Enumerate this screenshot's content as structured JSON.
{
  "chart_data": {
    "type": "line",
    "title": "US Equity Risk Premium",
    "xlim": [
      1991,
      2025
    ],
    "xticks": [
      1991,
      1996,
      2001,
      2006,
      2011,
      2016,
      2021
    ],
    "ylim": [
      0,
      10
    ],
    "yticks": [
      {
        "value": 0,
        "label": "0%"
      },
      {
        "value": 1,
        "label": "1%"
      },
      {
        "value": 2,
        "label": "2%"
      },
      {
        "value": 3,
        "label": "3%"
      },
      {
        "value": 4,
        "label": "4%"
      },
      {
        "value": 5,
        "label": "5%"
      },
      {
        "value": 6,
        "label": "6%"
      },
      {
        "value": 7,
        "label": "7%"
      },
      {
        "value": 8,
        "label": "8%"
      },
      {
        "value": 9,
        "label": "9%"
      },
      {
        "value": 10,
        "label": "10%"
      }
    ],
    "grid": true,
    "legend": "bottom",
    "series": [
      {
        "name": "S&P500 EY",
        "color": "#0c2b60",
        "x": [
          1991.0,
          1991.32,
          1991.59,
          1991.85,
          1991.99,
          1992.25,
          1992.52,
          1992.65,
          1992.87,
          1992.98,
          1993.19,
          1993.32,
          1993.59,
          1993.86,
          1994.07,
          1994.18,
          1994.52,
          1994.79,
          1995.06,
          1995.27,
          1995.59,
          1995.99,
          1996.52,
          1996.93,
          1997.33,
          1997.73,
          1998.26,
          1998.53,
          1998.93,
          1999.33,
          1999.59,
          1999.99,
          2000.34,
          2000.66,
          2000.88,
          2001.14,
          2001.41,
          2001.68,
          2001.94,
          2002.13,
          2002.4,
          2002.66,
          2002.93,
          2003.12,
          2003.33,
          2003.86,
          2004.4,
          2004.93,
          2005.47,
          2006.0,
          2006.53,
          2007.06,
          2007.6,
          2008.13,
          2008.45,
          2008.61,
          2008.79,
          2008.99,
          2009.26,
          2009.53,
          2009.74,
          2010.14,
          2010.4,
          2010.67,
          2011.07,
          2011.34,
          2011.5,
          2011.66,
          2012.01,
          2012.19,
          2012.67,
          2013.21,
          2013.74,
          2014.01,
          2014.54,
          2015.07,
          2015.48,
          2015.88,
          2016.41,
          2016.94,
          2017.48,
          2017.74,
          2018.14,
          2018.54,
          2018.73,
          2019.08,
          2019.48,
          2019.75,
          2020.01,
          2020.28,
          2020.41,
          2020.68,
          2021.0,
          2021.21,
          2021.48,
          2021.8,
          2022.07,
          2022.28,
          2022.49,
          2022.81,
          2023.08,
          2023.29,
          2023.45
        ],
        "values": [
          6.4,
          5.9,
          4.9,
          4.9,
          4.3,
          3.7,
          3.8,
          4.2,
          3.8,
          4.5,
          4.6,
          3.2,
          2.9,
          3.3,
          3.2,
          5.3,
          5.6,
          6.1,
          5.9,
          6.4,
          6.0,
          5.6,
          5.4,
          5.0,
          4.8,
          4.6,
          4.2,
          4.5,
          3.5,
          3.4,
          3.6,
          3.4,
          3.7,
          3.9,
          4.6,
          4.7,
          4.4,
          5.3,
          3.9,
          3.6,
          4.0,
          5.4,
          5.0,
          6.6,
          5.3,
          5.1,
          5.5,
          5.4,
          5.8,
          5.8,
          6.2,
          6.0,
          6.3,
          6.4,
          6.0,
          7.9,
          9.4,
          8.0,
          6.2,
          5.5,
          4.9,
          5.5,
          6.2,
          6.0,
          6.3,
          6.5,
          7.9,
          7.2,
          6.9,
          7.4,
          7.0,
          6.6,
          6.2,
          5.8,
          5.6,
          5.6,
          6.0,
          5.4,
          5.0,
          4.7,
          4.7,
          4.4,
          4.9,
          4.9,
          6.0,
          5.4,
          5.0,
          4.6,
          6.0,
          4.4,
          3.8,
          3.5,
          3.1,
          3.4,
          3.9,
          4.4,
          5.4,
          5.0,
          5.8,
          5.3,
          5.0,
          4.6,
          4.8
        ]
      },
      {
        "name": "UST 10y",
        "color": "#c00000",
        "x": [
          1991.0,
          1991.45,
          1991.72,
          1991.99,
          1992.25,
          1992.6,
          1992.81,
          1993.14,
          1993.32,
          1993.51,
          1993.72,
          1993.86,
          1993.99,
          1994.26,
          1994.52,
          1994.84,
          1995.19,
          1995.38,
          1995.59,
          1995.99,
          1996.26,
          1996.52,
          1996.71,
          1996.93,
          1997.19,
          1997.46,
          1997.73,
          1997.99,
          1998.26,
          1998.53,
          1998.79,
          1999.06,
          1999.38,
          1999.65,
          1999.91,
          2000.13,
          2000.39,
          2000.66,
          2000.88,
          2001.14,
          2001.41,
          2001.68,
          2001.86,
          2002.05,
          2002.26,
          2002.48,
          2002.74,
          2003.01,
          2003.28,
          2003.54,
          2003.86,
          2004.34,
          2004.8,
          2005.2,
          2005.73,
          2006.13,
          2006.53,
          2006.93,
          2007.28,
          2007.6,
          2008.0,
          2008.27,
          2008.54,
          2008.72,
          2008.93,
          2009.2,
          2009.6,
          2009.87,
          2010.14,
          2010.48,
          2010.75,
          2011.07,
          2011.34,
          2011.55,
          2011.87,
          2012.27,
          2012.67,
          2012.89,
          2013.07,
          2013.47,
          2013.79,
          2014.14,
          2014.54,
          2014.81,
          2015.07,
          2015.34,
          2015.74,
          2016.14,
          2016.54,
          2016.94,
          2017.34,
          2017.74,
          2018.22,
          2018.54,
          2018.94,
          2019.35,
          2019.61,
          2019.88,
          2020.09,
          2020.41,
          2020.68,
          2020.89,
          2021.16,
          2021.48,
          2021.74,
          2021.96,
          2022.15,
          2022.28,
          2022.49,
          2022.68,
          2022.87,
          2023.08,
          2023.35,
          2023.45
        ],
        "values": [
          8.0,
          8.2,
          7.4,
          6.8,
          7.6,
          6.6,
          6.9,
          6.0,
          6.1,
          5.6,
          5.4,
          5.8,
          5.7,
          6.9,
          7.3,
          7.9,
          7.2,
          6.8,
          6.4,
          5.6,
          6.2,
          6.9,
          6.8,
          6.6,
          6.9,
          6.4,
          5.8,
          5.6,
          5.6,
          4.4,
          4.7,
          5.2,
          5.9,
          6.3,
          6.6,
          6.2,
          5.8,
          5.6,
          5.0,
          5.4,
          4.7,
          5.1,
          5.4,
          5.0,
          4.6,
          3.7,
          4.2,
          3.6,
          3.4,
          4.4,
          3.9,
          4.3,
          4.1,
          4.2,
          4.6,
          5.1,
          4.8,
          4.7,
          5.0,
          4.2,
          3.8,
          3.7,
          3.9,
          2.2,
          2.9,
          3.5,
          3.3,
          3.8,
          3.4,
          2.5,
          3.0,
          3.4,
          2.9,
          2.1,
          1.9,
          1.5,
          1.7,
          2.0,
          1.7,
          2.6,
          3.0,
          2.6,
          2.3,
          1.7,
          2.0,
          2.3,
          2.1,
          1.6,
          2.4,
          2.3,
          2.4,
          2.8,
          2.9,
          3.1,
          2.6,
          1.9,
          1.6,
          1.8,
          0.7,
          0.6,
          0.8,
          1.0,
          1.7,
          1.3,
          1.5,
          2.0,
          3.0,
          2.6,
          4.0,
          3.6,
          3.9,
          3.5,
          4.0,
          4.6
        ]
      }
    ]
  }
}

Exercise:
Would you restate each of the entries word for word?

Complete output:
Enumerate this screenshot's content as structured JSON.
{
  "chart_data": {
    "type": "line",
    "title": "US Equity Risk Premium",
    "xlim": [
      1991,
      2025
    ],
    "xticks": [
      1991,
      1996,
      2001,
      2006,
      2011,
      2016,
      2021
    ],
    "ylim": [
      0,
      10
    ],
    "yticks": [
      {
        "value": 0,
        "label": "0%"
      },
      {
        "value": 1,
        "label": "1%"
      },
      {
        "value": 2,
        "label": "2%"
      },
      {
        "value": 3,
        "label": "3%"
      },
      {
        "value": 4,
        "label": "4%"
      },
      {
        "value": 5,
        "label": "5%"
      },
      {
        "value": 6,
        "label": "6%"
      },
      {
        "value": 7,
        "label": "7%"
      },
      {
        "value": 8,
        "label": "8%"
      },
      {
        "value": 9,
        "label": "9%"
      },
      {
        "value": 10,
        "label": "10%"
      }
    ],
    "grid": true,
    "legend": "bottom",
    "series": [
      {
        "name": "S&P500 EY",
        "color": "#0c2b60",
        "x": [
          1991.0,
          1991.32,
          1991.59,
          1991.85,
          1991.99,
          1992.25,
          1992.52,
          1992.65,
          1992.87,
          1992.98,
          1993.19,
          1993.32,
          1993.59,
          1993.86,
          1994.07,
          1994.18,
          1994.52,
          1994.79,
          1995.06,
          1995.27,
          1995.59,
          1995.99,
          1996.52,
          1996.93,
          1997.33,
          1997.73,
          1998.26,
          1998.53,
          1998.93,
          1999.33,
          1999.59,
          1999.99,
          2000.34,
          2000.66,
          2000.88,
          2001.14,
          2001.41,
          2001.68,
          2001.94,
          2002.13,
          2002.4,
          2002.66,
          2002.93,
          2003.12,
          2003.33,
          2003.86,
          2004.4,
          2004.93,
          2005.47,
          2006.0,
          2006.53,
          2007.06,
          2007.6,
          2008.13,
          2008.45,
          2008.61,
          2008.79,
          2008.99,
          2009.26,
          2009.53,
          2009.74,
          2010.14,
          2010.4,
          2010.67,
          2011.07,
          2011.34,
          2011.5,
          2011.66,
          2012.01,
          2012.19,
          2012.67,
          2013.21,
          2013.74,
          2014.01,
          2014.54,
          2015.07,
          2015.48,
          2015.88,
          2016.41,
          2016.94,
          2017.48,
          2017.74,
          2018.14,
          2018.54,
          2018.73,
          2019.08,
          2019.48,
          2019.75,
          2020.01,
          2020.28,
          2020.41,
          2020.68,
          2021.0,
          2021.21,
          2021.48,
          2021.8,
          2022.07,
          2022.28,
          2022.49,
          2022.81,
          2023.08,
          2023.29,
          2023.45
        ],
        "values": [
          6.4,
          5.9,
          4.9,
          4.9,
          4.3,
          3.7,
          3.8,
          4.2,
          3.8,
          4.5,
          4.6,
          3.2,
          2.9,
          3.3,
          3.2,
          5.3,
          5.6,
          6.1,
          5.9,
          6.4,
          6.0,
          5.6,
          5.4,
          5.0,
          4.8,
          4.6,
          4.2,
          4.5,
          3.5,
          3.4,
          3.6,
          3.4,
          3.7,
          3.9,
          4.6,
          4.7,
          4.4,
          5.3,
          3.9,
          3.6,
          4.0,
          5.4,
          5.0,
          6.6,
          5.3,
          5.1,
          5.5,
          5.4,
          5.8,
          5.8,
          6.2,
          6.0,
          6.3,
          6.4,
          6.0,
          7.9,
          9.4,
          8.0,
          6.2,
          5.5,
          4.9,
          5.5,
          6.2,
          6.0,
          6.3,
          6.5,
          7.9,
          7.2,
          6.9,
          7.4,
          7.0,
          6.6,
          6.2,
          5.8,
          5.6,
          5.6,
          6.0,
          5.4,
          5.0,
          4.7,
          4.7,
          4.4,
          4.9,
          4.9,
          6.0,
          5.4,
          5.0,
          4.6,
          6.0,
          4.4,
          3.8,
          3.5,
          3.1,
          3.4,
          3.9,
          4.4,
          5.4,
          5.0,
          5.8,
          5.3,
          5.0,
          4.6,
          4.8
        ]
      },
      {
        "name": "UST 10y",
        "color": "#c00000",
        "x": [
          1991.0,
          1991.45,
          1991.72,
          1991.99,
          1992.25,
          1992.6,
          1992.81,
          1993.14,
          1993.32,
          1993.51,
          1993.72,
          1993.86,
          1993.99,
          1994.26,
          1994.52,
          1994.84,
          1995.19,
          1995.38,
          1995.59,
          1995.99,
          1996.26,
          1996.52,
          1996.71,
          1996.93,
          1997.19,
          1997.46,
          1997.73,
          1997.99,
          1998.26,
          1998.53,
          1998.79,
          1999.06,
          1999.38,
          1999.65,
          1999.91,
          2000.13,
          2000.39,
          2000.66,
          2000.88,
          2001.14,
          2001.41,
          2001.68,
          2001.86,
          2002.05,
          2002.26,
          2002.48,
          2002.74,
          2003.01,
          2003.28,
          2003.54,
          2003.86,
          2004.34,
          2004.8,
          2005.2,
          2005.73,
          2006.13,
          2006.53,
          2006.93,
          2007.28,
          2007.6,
          2008.0,
          2008.27,
          2008.54,
          2008.72,
          2008.93,
          2009.2,
          2009.6,
          2009.87,
          2010.14,
          2010.48,
          2010.75,
          2011.07,
          2011.34,
          2011.55,
          2011.87,
          2012.27,
          2012.67,
          2012.89,
          2013.07,
          2013.47,
          2013.79,
          2014.14,
          2014.54,
          2014.81,
          2015.07,
          2015.34,
          2015.74,
          2016.14,
          2016.54,
          2016.94,
          2017.34,
          2017.74,
          2018.22,
          2018.54,
          2018.94,
          2019.35,
          2019.61,
          2019.88,
          2020.09,
          2020.41,
          2020.68,
          2020.89,
          2021.16,
          2021.48,
          2021.74,
          2021.96,
          2022.15,
          2022.28,
          2022.49,
          2022.68,
          2022.87,
          2023.08,
          2023.35,
          2023.45
        ],
        "values": [
          8.0,
          8.2,
          7.4,
          6.8,
          7.6,
          6.6,
          6.9,
          6.0,
          6.1,
          5.6,
          5.4,
          5.8,
          5.7,
          6.9,
          7.3,
          7.9,
          7.2,
          6.8,
          6.4,
          5.6,
          6.2,
          6.9,
          6.8,
          6.6,
          6.9,
          6.4,
          5.8,
          5.6,
          5.6,
          4.4,
          4.7,
          5.2,
          5.9,
          6.3,
          6.6,
          6.2,
          5.8,
          5.6,
          5.0,
          5.4,
          4.7,
          5.1,
          5.4,
          5.0,
          4.6,
          3.7,
          4.2,
          3.6,
          3.4,
          4.4,
          3.9,
          4.3,
          4.1,
          4.2,
          4.6,
          5.1,
          4.8,
          4.7,
          5.0,
          4.2,
          3.8,
          3.7,
          3.9,
          2.2,
          2.9,
          3.5,
          3.3,
          3.8,
          3.4,
          2.5,
          3.0,
          3.4,
          2.9,
          2.1,
          1.9,
          1.5,
          1.7,
          2.0,
          1.7,
          2.6,
          3.0,
          2.6,
          2.3,
          1.7,
          2.0,
          2.3,
          2.1,
          1.6,
          2.4,
          2.3,
          2.4,
          2.8,
          2.9,
          3.1,
          2.6,
          1.9,
          1.6,
          1.8,
          0.7,
          0.6,
          0.8,
          1.0,
          1.7,
          1.3,
          1.5,
          2.0,
          3.0,
          2.6,
          4.0,
          3.6,
          3.9,
          3.5,
          4.0,
          4.6
        ]
      }
    ]
  }
}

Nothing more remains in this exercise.